• TASK GOAL: Copy out the listing that follows exactly, dropping every picture.

Data entries
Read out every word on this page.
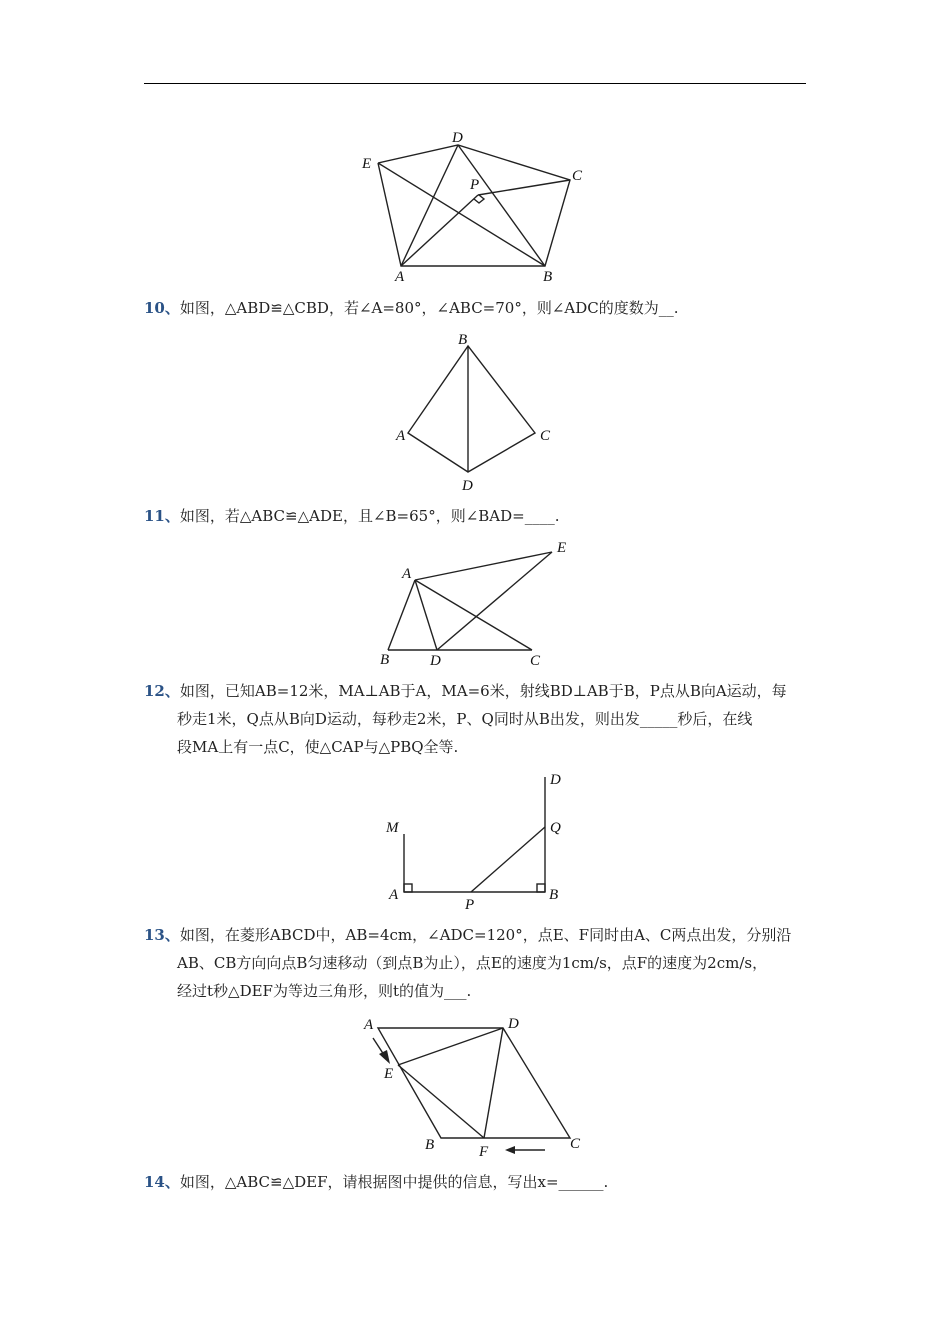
D
E
C
P
A	B
10、如图，△ABD≌△CBD，若∠A=80°，∠ABC=70°，则∠ADC的度数为__.
B
A	C
D
11、如图，若△ABC≌△ADE，且∠B=65°，则∠BAD=____.
E
A
B	D	C
12、如图，已知AB=12米，MA⊥AB于A，MA=6米，射线BD⊥AB于B，P点从B向A运动，每
秒走1米，Q点从B向D运动，每秒走2米，P、Q同时从B出发，则出发_____秒后，在线
段MA上有一点C，使△CAP与△PBQ全等.
D
M	Q
A	B
P
13、如图，在菱形ABCD中，AB=4cm，∠ADC=120°，点E、F同时由A、C两点出发，分别沿
AB、CB方向向点B匀速移动（到点B为止），点E的速度为1cm/s，点F的速度为2cm/s，
经过t秒△DEF为等边三角形，则t的值为___.
A	D
E
B	F	C
14、如图，△ABC≌△DEF，请根据图中提供的信息，写出x=______.
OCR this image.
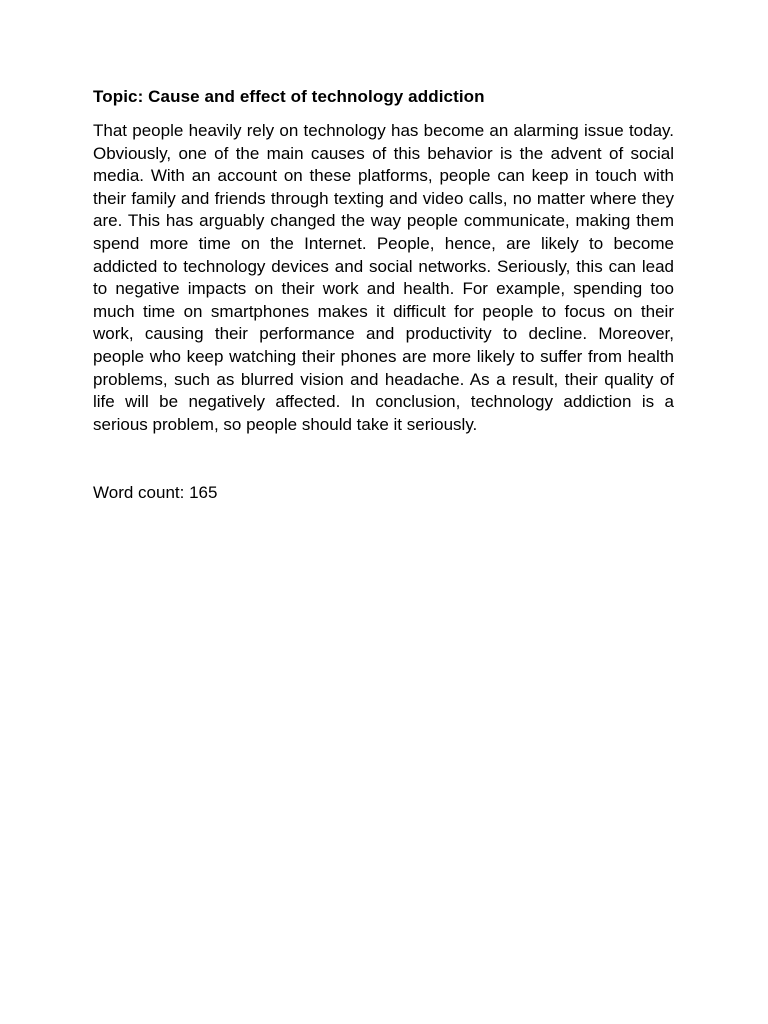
Topic: Cause and effect of technology addiction

That people heavily rely on technology has become an alarming issue today. Obviously, one of the main causes of this behavior is the advent of social media. With an account on these platforms, people can keep in touch with their family and friends through texting and video calls, no matter where they are. This has arguably changed the way people communicate, making them spend more time on the Internet. People, hence, are likely to become addicted to technology devices and social networks. Seriously, this can lead to negative impacts on their work and health. For example, spending too much time on smartphones makes it difficult for people to focus on their work, causing their performance and productivity to decline. Moreover, people who keep watching their phones are more likely to suffer from health problems, such as blurred vision and headache. As a result, their quality of life will be negatively affected. In conclusion, technology addiction is a serious problem, so people should take it seriously.

Word count: 165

• RESULT FOR THIS TASK:
Read out every word on this page.
D
E
C
P
A	B
10、如图，△ABD≌△CBD，若∠A=80°，∠ABC=70°，则∠ADC的度数为__.
B
A	C
D
11、如图，若△ABC≌△ADE，且∠B=65°，则∠BAD=____.
E
A
B	D	C
12、如图，已知AB=12米，MA⊥AB于A，MA=6米，射线BD⊥AB于B，P点从B向A运动，每
秒走1米，Q点从B向D运动，每秒走2米，P、Q同时从B出发，则出发_____秒后，在线
段MA上有一点C，使△CAP与△PBQ全等.
D
M	Q
A	B
P
13、如图，在菱形ABCD中，AB=4cm，∠ADC=120°，点E、F同时由A、C两点出发，分别沿
AB、CB方向向点B匀速移动（到点B为止），点E的速度为1cm/s，点F的速度为2cm/s，
经过t秒△DEF为等边三角形，则t的值为___.
A	D
E
B	F	C
14、如图，△ABC≌△DEF，请根据图中提供的信息，写出x=______.
OCR this image.
Topic: Cause and effect of technology addiction

That people heavily rely on technology has become an alarming issue today. Obviously, one of the main causes of this behavior is the advent of social media. With an account on these platforms, people can keep in touch with their family and friends through texting and video calls, no matter where they are. This has arguably changed the way people communicate, making them spend more time on the Internet. People, hence, are likely to become addicted to technology devices and social networks. Seriously, this can lead to negative impacts on their work and health. For example, spending too much time on smartphones makes it difficult for people to focus on their work, causing their performance and productivity to decline. Moreover, people who keep watching their phones are more likely to suffer from health problems, such as blurred vision and headache. As a result, their quality of life will be negatively affected. In conclusion, technology addiction is a serious problem, so people should take it seriously.

Word count: 165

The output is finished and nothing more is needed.